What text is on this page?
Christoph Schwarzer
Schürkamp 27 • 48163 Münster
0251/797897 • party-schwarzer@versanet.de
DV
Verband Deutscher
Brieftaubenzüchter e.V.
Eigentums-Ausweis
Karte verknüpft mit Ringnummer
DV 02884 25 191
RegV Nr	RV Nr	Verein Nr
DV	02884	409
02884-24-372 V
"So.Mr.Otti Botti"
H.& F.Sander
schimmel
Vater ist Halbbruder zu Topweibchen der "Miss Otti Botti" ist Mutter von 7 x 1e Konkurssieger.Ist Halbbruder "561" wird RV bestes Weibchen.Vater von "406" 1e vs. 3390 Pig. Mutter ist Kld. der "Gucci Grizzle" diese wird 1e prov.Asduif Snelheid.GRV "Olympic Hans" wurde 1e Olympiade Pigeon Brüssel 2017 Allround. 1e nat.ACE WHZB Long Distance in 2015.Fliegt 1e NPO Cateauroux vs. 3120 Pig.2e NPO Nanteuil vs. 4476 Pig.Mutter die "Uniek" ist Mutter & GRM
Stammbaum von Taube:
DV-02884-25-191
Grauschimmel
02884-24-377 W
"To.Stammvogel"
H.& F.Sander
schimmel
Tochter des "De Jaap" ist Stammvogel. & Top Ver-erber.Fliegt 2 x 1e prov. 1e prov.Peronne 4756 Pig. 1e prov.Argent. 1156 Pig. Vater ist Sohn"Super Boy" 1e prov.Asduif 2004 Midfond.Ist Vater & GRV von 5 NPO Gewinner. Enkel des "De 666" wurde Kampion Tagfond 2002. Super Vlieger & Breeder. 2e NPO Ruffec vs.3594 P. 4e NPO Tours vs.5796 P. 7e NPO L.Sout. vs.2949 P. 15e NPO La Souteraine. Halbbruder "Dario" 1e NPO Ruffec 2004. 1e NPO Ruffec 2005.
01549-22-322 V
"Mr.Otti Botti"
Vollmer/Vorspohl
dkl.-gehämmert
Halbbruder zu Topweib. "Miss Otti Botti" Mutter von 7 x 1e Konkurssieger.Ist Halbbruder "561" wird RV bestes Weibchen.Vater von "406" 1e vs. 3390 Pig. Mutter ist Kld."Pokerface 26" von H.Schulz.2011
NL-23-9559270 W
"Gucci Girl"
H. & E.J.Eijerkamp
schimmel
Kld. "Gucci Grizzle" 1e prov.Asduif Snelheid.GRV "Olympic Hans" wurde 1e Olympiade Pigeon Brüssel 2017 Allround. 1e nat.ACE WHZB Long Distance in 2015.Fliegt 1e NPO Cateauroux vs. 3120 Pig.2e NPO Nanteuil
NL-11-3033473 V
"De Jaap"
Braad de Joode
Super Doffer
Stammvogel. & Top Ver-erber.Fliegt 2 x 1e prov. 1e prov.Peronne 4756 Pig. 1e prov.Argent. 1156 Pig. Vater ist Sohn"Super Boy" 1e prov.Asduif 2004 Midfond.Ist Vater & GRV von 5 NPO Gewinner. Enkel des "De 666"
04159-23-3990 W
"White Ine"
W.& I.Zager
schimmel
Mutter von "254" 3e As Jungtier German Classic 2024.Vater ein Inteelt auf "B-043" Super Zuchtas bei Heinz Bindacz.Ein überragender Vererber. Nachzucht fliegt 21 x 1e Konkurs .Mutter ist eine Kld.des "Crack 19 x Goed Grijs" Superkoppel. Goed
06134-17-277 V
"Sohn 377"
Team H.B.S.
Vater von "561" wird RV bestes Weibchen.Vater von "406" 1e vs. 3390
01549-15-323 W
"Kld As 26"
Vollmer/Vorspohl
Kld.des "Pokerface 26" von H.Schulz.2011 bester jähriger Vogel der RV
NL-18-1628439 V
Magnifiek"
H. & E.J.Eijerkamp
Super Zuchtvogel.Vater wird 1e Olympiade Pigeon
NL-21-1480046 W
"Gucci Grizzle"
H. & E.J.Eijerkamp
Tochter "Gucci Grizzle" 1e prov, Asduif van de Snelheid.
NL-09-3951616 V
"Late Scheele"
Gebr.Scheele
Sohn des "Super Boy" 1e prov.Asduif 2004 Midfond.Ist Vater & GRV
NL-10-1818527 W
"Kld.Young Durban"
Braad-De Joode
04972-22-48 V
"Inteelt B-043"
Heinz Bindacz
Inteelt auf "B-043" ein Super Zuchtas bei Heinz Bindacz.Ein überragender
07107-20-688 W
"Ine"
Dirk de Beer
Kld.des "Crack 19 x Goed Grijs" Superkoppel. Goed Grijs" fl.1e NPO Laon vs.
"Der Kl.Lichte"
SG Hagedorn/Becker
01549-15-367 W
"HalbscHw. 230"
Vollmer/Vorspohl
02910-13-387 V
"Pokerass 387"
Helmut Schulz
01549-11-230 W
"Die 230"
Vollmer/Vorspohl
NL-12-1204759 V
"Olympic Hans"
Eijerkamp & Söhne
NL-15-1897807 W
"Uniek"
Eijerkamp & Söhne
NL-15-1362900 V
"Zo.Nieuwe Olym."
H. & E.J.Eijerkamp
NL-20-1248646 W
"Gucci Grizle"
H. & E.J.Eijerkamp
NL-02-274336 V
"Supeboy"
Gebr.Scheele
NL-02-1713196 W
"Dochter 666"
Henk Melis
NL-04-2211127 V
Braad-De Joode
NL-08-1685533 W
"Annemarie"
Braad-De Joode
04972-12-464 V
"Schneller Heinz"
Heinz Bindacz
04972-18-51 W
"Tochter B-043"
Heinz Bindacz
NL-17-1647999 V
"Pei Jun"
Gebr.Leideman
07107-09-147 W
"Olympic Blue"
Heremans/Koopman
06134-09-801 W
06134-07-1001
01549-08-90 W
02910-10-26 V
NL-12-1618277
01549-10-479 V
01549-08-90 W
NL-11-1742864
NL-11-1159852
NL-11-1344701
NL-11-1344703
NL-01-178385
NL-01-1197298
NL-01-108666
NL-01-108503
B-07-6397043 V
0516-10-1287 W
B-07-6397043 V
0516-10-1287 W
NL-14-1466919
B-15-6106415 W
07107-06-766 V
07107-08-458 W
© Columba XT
...
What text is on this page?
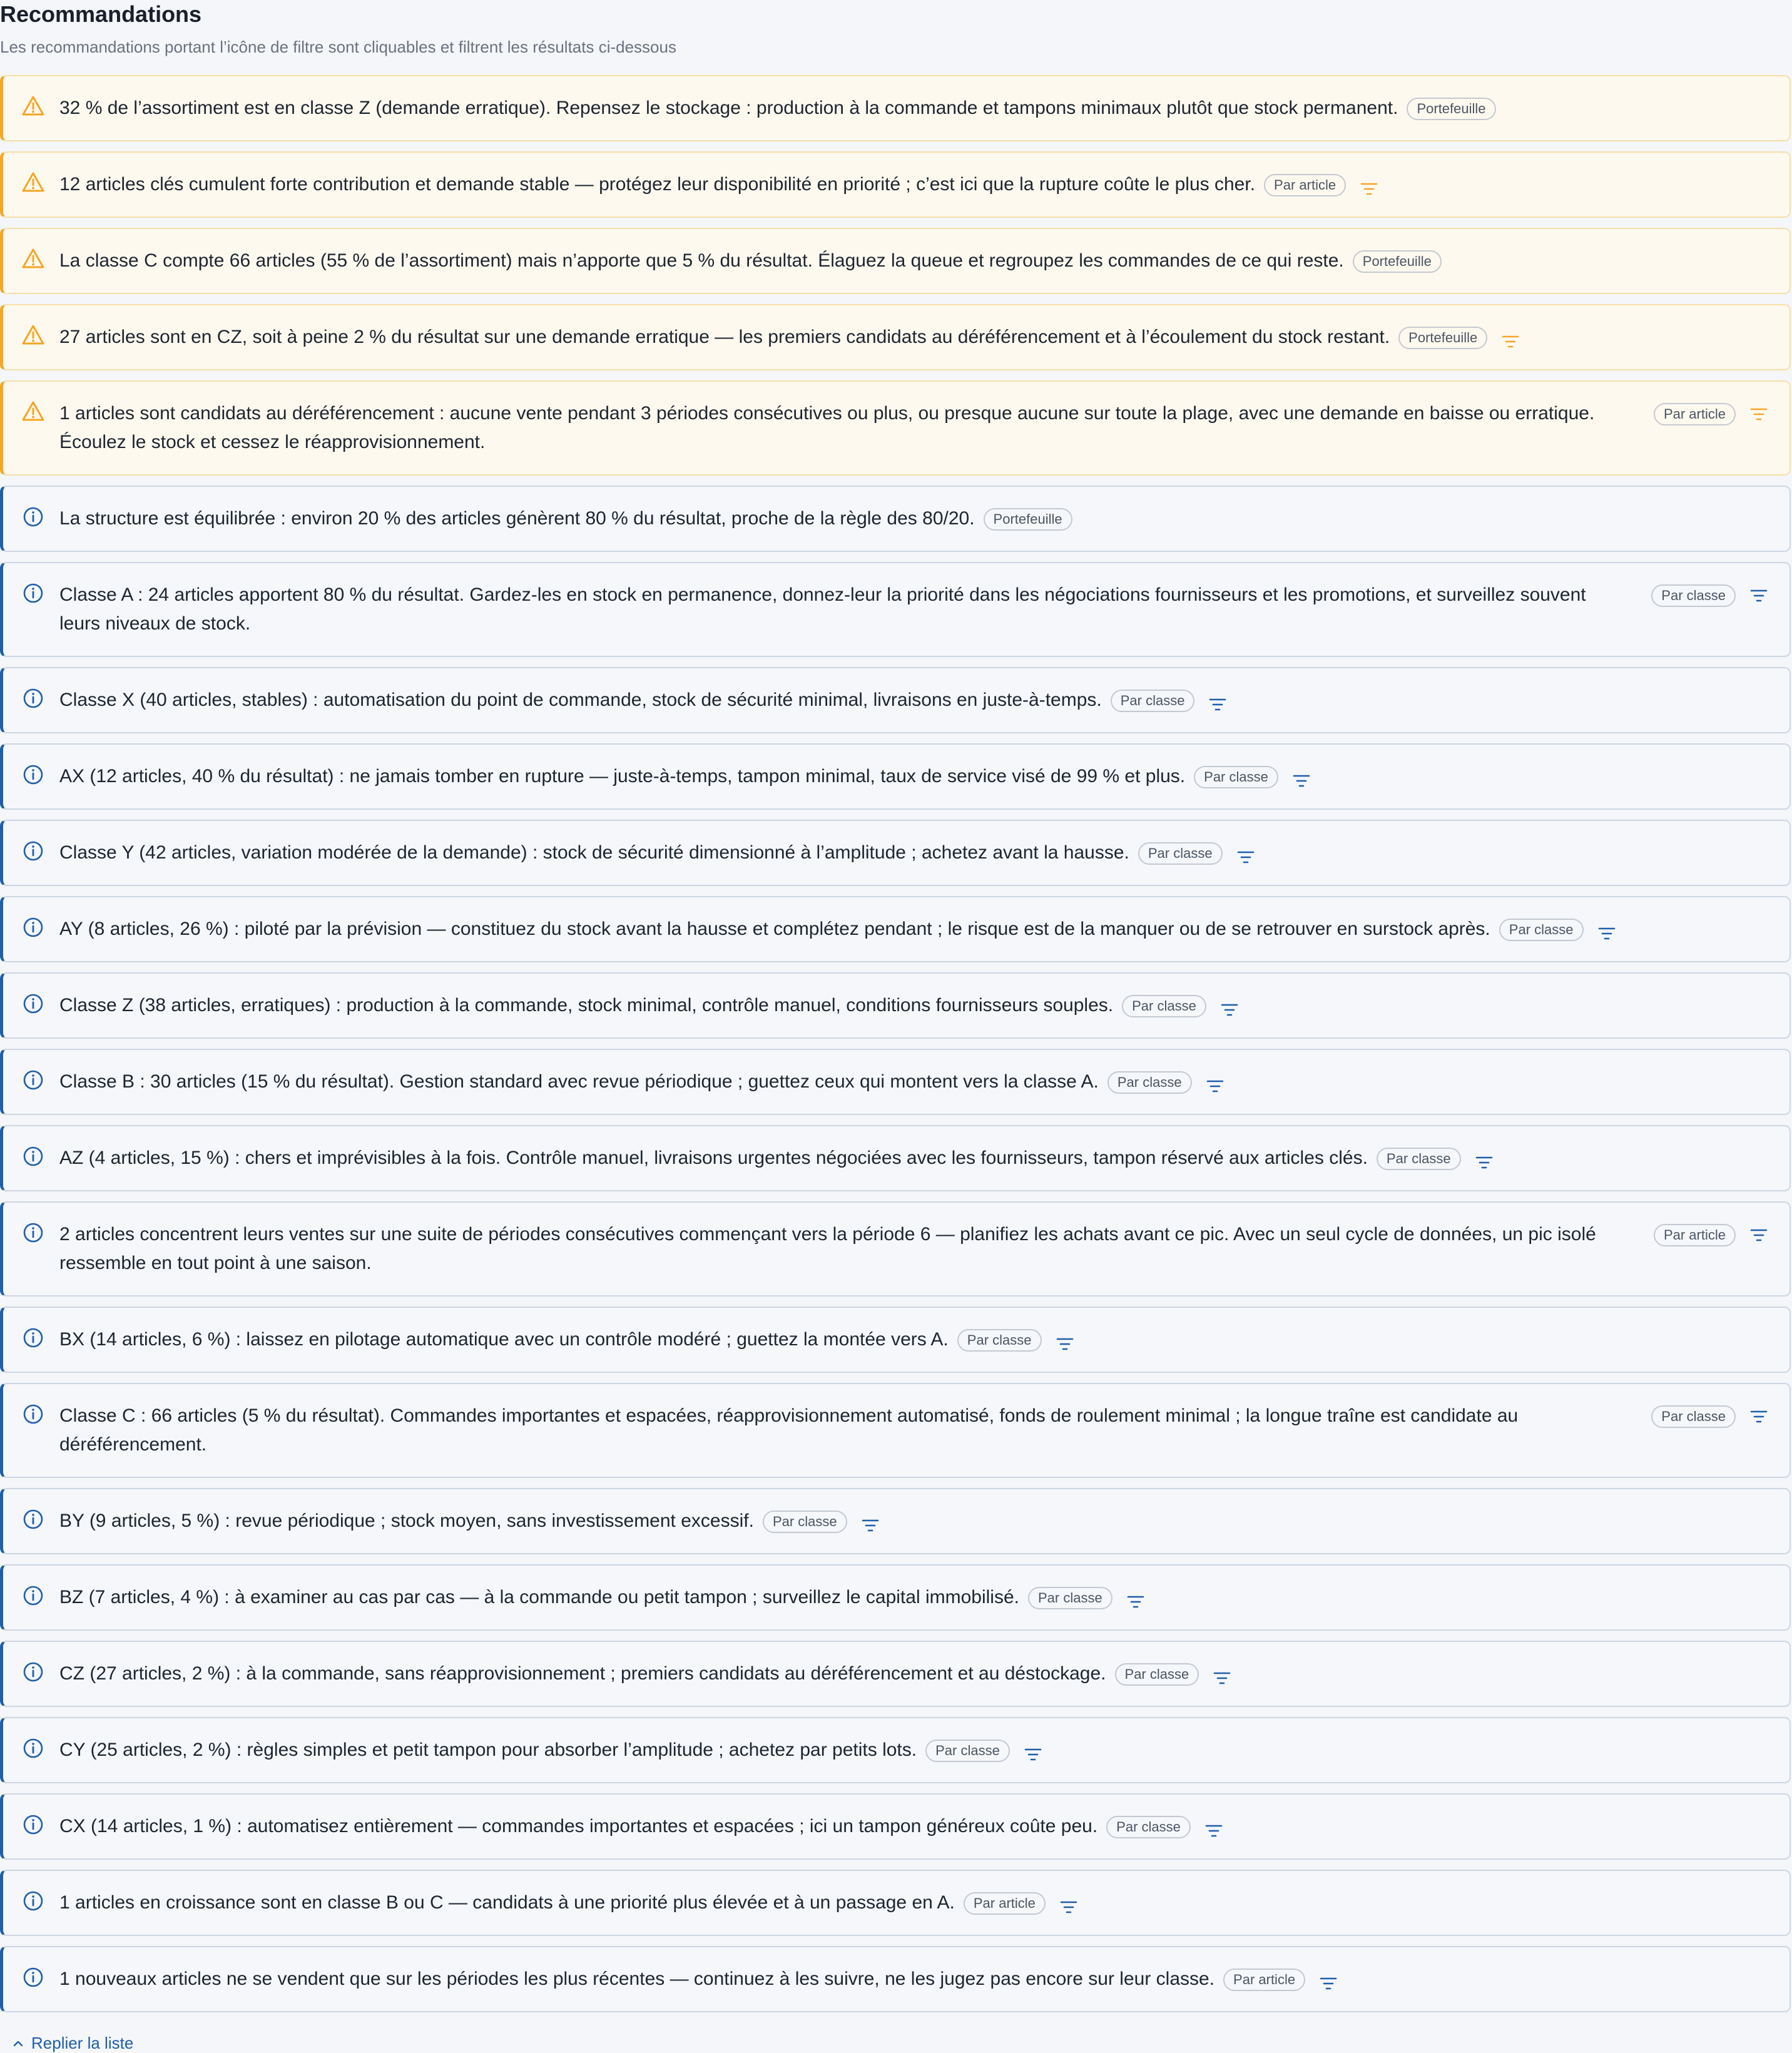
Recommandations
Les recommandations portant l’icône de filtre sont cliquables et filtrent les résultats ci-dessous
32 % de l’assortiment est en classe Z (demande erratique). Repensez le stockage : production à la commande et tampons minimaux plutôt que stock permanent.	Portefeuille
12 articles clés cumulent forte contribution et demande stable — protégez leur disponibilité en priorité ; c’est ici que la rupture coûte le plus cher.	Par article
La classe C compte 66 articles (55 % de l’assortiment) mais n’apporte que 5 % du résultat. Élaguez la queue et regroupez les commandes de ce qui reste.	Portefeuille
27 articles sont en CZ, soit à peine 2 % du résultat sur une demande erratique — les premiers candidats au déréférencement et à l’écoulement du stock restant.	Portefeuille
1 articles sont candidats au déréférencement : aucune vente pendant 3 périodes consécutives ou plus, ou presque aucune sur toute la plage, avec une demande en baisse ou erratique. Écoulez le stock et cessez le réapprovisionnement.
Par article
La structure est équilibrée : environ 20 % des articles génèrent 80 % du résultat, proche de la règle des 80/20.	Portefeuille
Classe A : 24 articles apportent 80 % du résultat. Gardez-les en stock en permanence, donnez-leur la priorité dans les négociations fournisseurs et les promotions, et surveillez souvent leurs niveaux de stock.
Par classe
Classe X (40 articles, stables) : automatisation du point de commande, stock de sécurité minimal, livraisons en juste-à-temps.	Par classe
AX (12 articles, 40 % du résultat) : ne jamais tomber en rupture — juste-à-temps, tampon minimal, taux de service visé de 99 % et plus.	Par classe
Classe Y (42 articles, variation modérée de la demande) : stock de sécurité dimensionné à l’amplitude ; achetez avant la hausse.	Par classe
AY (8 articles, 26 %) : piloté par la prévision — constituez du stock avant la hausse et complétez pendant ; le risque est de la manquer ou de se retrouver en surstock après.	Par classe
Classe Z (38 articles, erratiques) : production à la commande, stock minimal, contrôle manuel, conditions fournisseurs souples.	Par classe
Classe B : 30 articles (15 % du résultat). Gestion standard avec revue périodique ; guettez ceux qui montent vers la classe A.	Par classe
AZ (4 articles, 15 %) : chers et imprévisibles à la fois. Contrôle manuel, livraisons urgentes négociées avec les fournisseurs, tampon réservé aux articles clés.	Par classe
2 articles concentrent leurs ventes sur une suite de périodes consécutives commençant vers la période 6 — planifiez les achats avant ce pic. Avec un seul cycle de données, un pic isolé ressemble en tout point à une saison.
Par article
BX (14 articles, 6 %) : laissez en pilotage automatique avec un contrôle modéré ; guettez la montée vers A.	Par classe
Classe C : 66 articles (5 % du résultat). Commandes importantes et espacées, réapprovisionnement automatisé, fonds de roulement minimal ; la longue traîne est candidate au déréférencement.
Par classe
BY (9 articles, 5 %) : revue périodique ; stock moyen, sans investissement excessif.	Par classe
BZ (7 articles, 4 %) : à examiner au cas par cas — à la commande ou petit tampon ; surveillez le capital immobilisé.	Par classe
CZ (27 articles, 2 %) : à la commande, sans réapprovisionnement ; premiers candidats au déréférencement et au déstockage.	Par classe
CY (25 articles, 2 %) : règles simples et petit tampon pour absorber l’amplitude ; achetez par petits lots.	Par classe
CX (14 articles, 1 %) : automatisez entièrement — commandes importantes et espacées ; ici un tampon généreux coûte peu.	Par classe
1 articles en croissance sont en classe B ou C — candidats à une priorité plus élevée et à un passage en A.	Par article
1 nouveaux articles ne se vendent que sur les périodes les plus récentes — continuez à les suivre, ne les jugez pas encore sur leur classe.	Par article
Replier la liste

What is asked: Each line with the string "Pokerface" in it needs to be found and copied.

Written reply:
Halbbruder zu Topweib. "Miss Otti Botti" Mutter von 7 x 1e Konkurssieger.Ist Halbbruder "561" wird RV bestes Weibchen.Vater von "406" 1e vs. 3390 Pig. Mutter ist Kld."Pokerface 26" von H.Schulz.2011
Kld.des "Pokerface 26" von H.Schulz.2011 bester jähriger Vogel der RV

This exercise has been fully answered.